▶ **Requirements**: Without the pictures, can you quote each line below exactly?

-- START OF Data records --

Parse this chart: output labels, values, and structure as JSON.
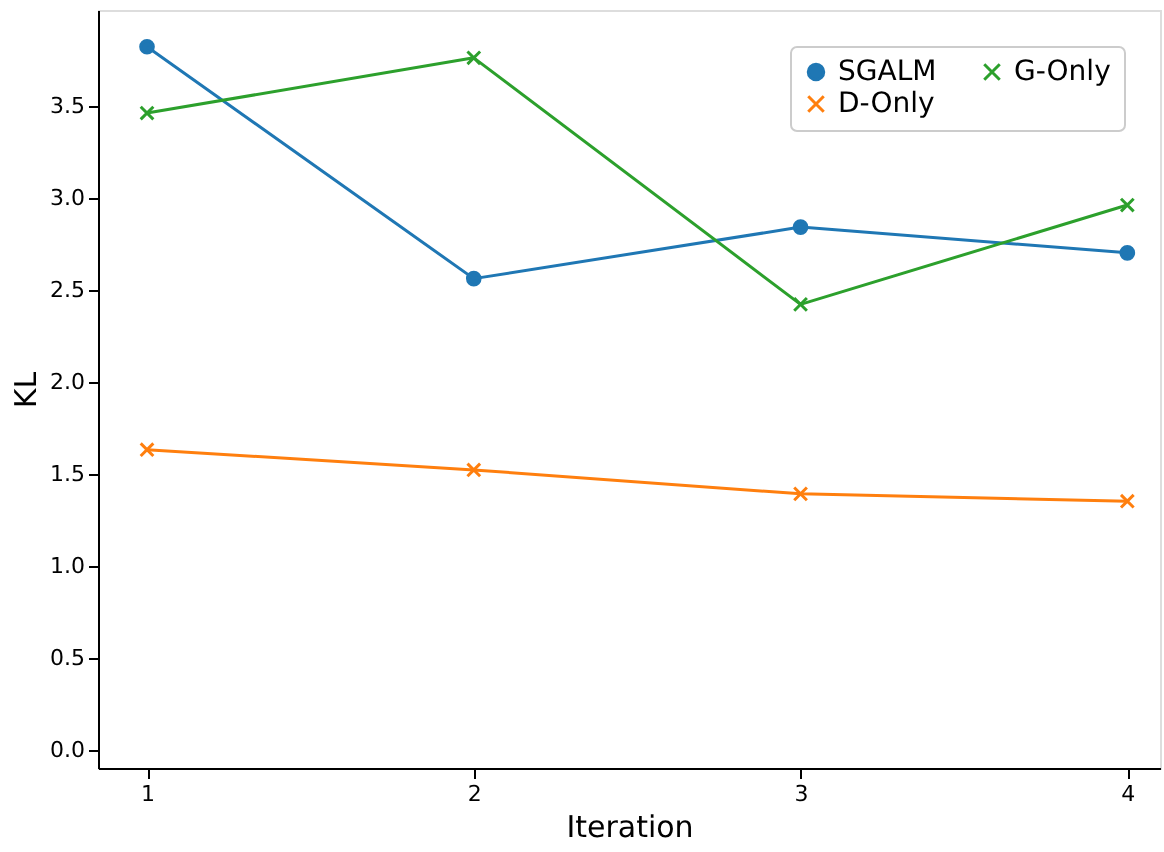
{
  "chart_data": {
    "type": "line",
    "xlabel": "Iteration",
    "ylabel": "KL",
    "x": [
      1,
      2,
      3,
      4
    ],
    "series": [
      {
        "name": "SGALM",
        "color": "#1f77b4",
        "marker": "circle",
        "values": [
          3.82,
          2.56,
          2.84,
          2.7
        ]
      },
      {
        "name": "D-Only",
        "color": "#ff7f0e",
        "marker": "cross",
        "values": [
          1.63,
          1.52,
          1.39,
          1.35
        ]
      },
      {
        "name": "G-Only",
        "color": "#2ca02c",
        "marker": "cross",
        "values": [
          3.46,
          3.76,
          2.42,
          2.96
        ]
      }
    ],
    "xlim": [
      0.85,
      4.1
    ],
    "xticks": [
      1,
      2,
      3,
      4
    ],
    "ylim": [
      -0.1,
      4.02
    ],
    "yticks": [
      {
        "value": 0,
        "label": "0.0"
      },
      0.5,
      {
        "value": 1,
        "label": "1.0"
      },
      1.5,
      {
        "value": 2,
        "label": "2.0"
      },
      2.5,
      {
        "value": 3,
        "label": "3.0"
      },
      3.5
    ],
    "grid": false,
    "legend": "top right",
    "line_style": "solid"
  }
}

-- END OF Data records --

▶ **Complete answer**:
Parse this chart: output labels, values, and structure as JSON.
{
  "chart_data": {
    "type": "line",
    "xlabel": "Iteration",
    "ylabel": "KL",
    "x": [
      1,
      2,
      3,
      4
    ],
    "series": [
      {
        "name": "SGALM",
        "color": "#1f77b4",
        "marker": "circle",
        "values": [
          3.82,
          2.56,
          2.84,
          2.7
        ]
      },
      {
        "name": "D-Only",
        "color": "#ff7f0e",
        "marker": "cross",
        "values": [
          1.63,
          1.52,
          1.39,
          1.35
        ]
      },
      {
        "name": "G-Only",
        "color": "#2ca02c",
        "marker": "cross",
        "values": [
          3.46,
          3.76,
          2.42,
          2.96
        ]
      }
    ],
    "xlim": [
      0.85,
      4.1
    ],
    "xticks": [
      1,
      2,
      3,
      4
    ],
    "ylim": [
      -0.1,
      4.02
    ],
    "yticks": [
      {
        "value": 0,
        "label": "0.0"
      },
      0.5,
      {
        "value": 1,
        "label": "1.0"
      },
      1.5,
      {
        "value": 2,
        "label": "2.0"
      },
      2.5,
      {
        "value": 3,
        "label": "3.0"
      },
      3.5
    ],
    "grid": false,
    "legend": "top right",
    "line_style": "solid"
  }
}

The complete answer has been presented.